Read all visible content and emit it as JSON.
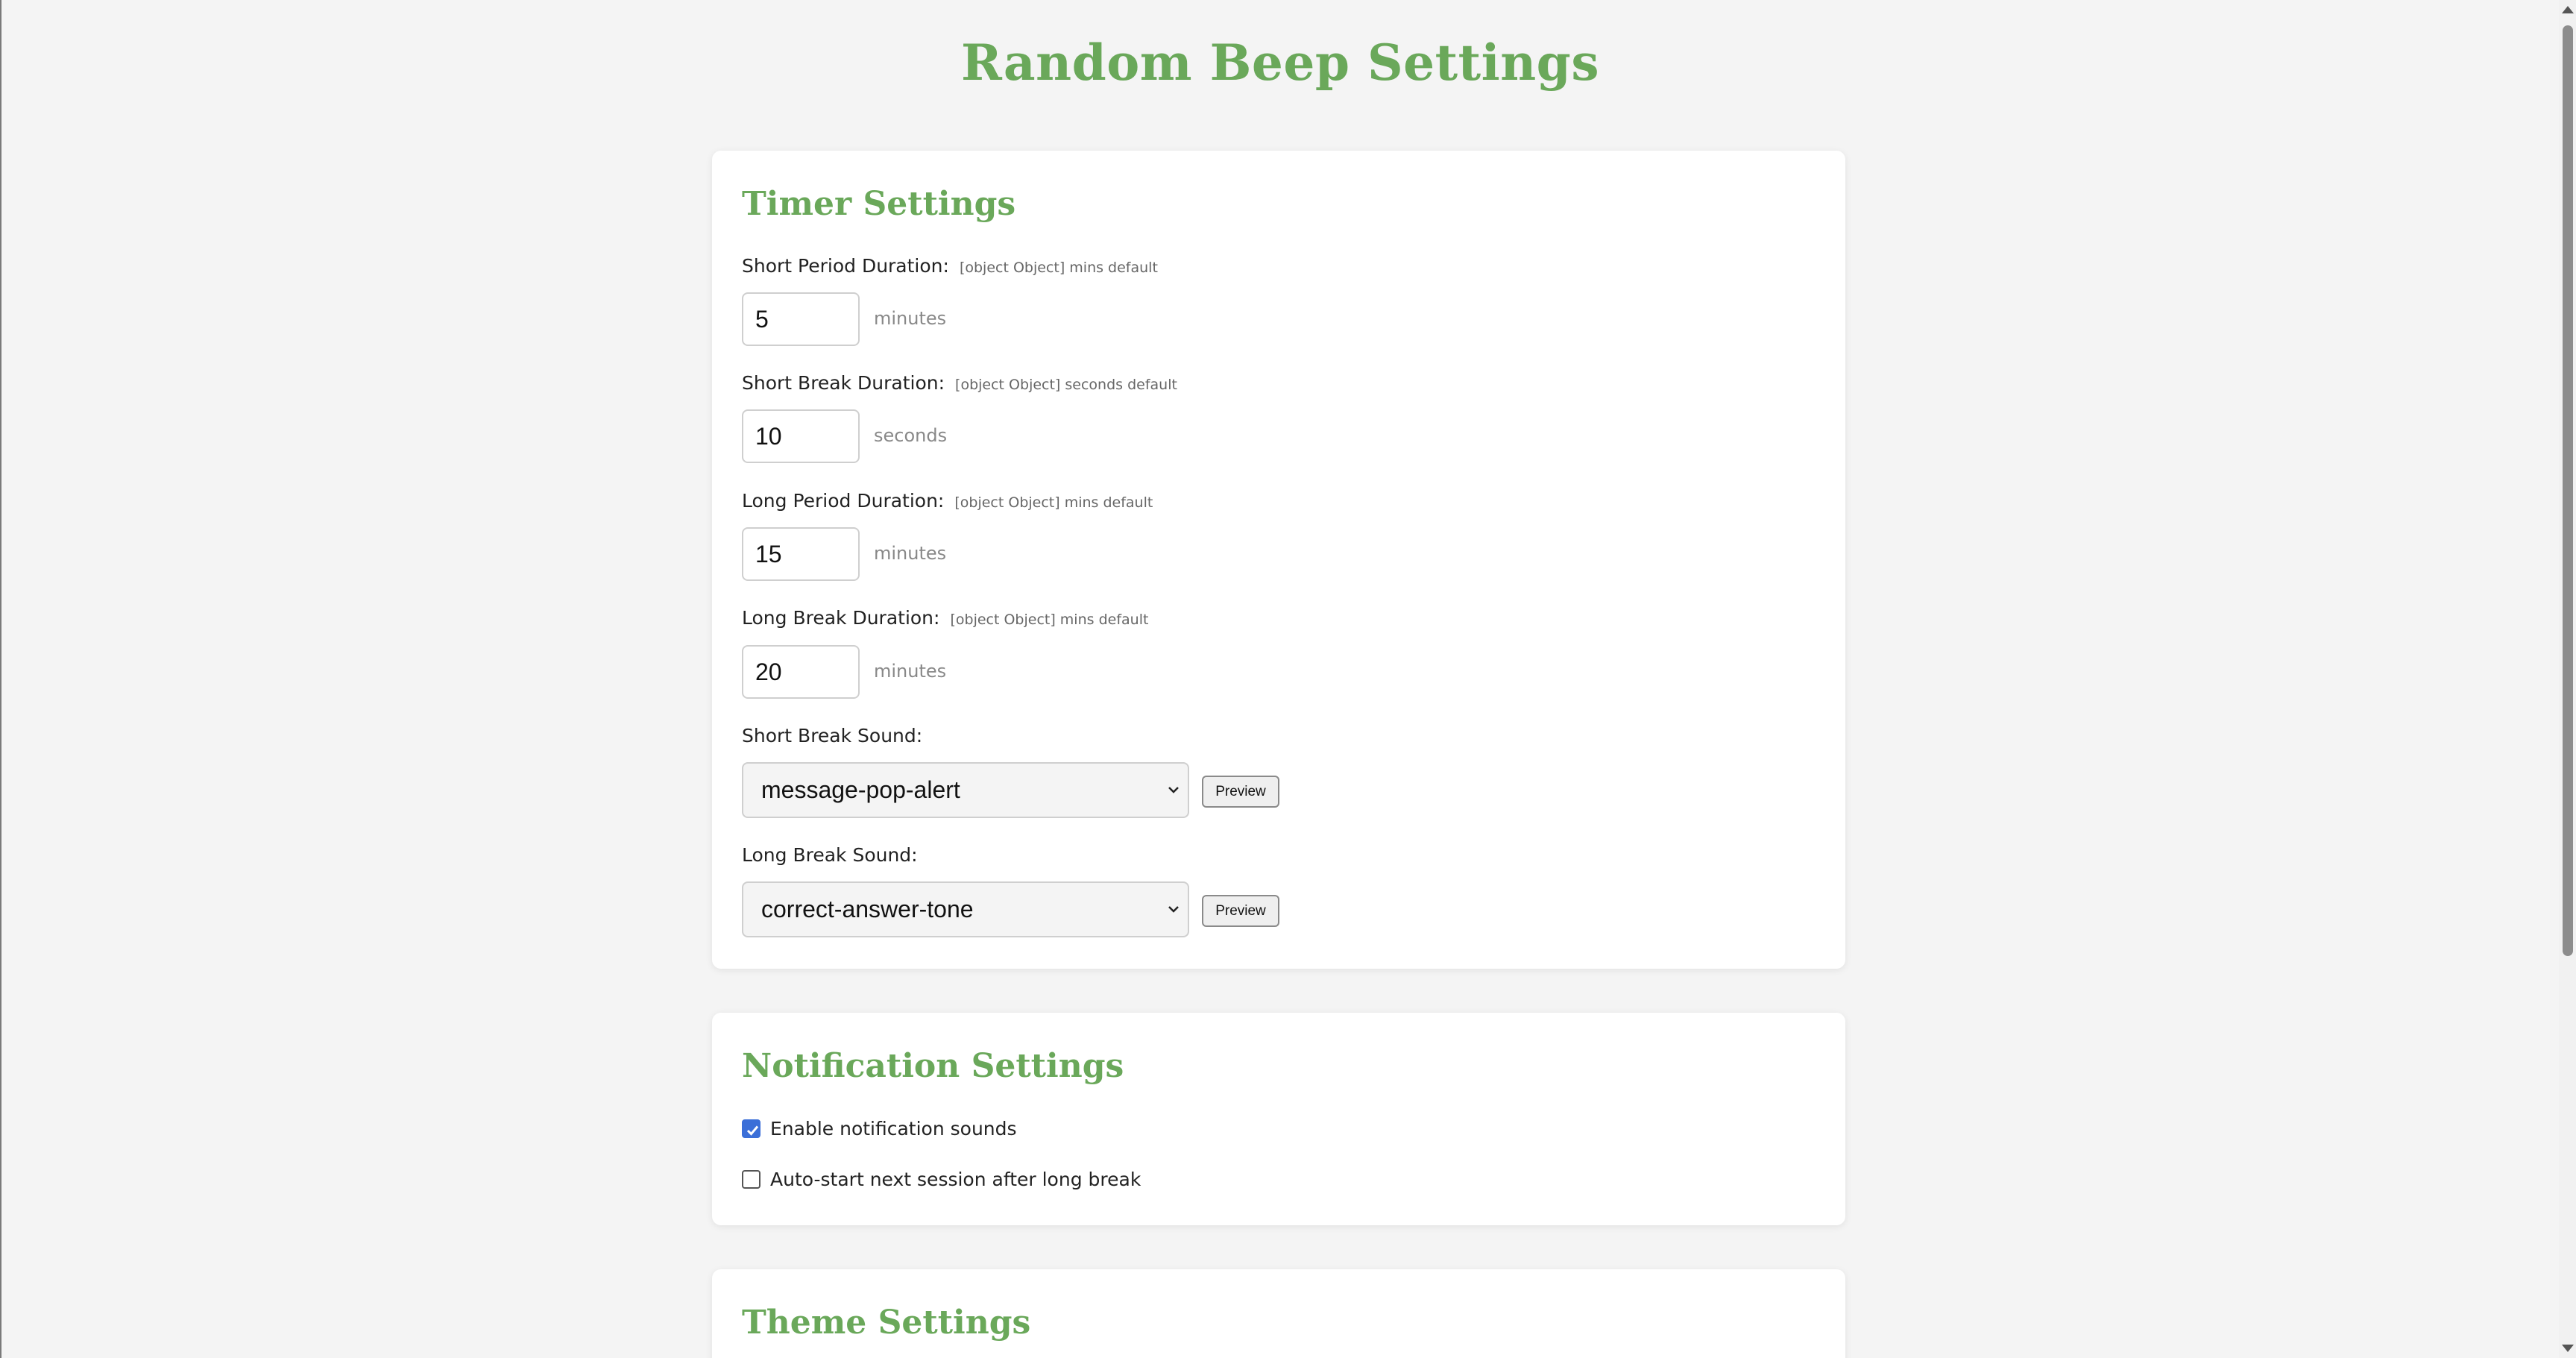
{
  "page_title": "Random Beep Settings",
  "timer": {
    "title": "Timer Settings",
    "fields": [
      {
        "label": "Short Period Duration:",
        "hint": "[object Object] mins default",
        "value": "5",
        "unit": "minutes"
      },
      {
        "label": "Short Break Duration:",
        "hint": "[object Object] seconds default",
        "value": "10",
        "unit": "seconds"
      },
      {
        "label": "Long Period Duration:",
        "hint": "[object Object] mins default",
        "value": "15",
        "unit": "minutes"
      },
      {
        "label": "Long Break Duration:",
        "hint": "[object Object] mins default",
        "value": "20",
        "unit": "minutes"
      }
    ],
    "sounds": [
      {
        "label": "Short Break Sound:",
        "selected": "message-pop-alert",
        "preview_label": "Preview"
      },
      {
        "label": "Long Break Sound:",
        "selected": "correct-answer-tone",
        "preview_label": "Preview"
      }
    ]
  },
  "notifications": {
    "title": "Notification Settings",
    "options": [
      {
        "label": "Enable notification sounds",
        "checked": true
      },
      {
        "label": "Auto-start next session after long break",
        "checked": false
      }
    ]
  },
  "theme": {
    "title": "Theme Settings"
  },
  "colors": {
    "accent": "#6aa85a",
    "checkbox_on": "#3b6fd8",
    "background": "#f4f4f4"
  },
  "icons": {
    "select_chevron": "chevron-down-icon",
    "checkmark": "check-icon",
    "scroll_up": "scroll-up-arrow-icon",
    "scroll_down": "scroll-down-arrow-icon"
  }
}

Exercise: Pictures in the records above should not be copied. Repeat everything else exactly.

Correct output:
Read all visible content and emit it as JSON.
{
  "page_title": "Random Beep Settings",
  "timer": {
    "title": "Timer Settings",
    "fields": [
      {
        "label": "Short Period Duration:",
        "hint": "[object Object] mins default",
        "value": "5",
        "unit": "minutes"
      },
      {
        "label": "Short Break Duration:",
        "hint": "[object Object] seconds default",
        "value": "10",
        "unit": "seconds"
      },
      {
        "label": "Long Period Duration:",
        "hint": "[object Object] mins default",
        "value": "15",
        "unit": "minutes"
      },
      {
        "label": "Long Break Duration:",
        "hint": "[object Object] mins default",
        "value": "20",
        "unit": "minutes"
      }
    ],
    "sounds": [
      {
        "label": "Short Break Sound:",
        "selected": "message-pop-alert",
        "preview_label": "Preview"
      },
      {
        "label": "Long Break Sound:",
        "selected": "correct-answer-tone",
        "preview_label": "Preview"
      }
    ]
  },
  "notifications": {
    "title": "Notification Settings",
    "options": [
      {
        "label": "Enable notification sounds",
        "checked": true
      },
      {
        "label": "Auto-start next session after long break",
        "checked": false
      }
    ]
  },
  "theme": {
    "title": "Theme Settings"
  },
  "colors": {
    "accent": "#6aa85a",
    "checkbox_on": "#3b6fd8",
    "background": "#f4f4f4"
  },
  "icons": {
    "select_chevron": "chevron-down-icon",
    "checkmark": "check-icon",
    "scroll_up": "scroll-up-arrow-icon",
    "scroll_down": "scroll-down-arrow-icon"
  }
}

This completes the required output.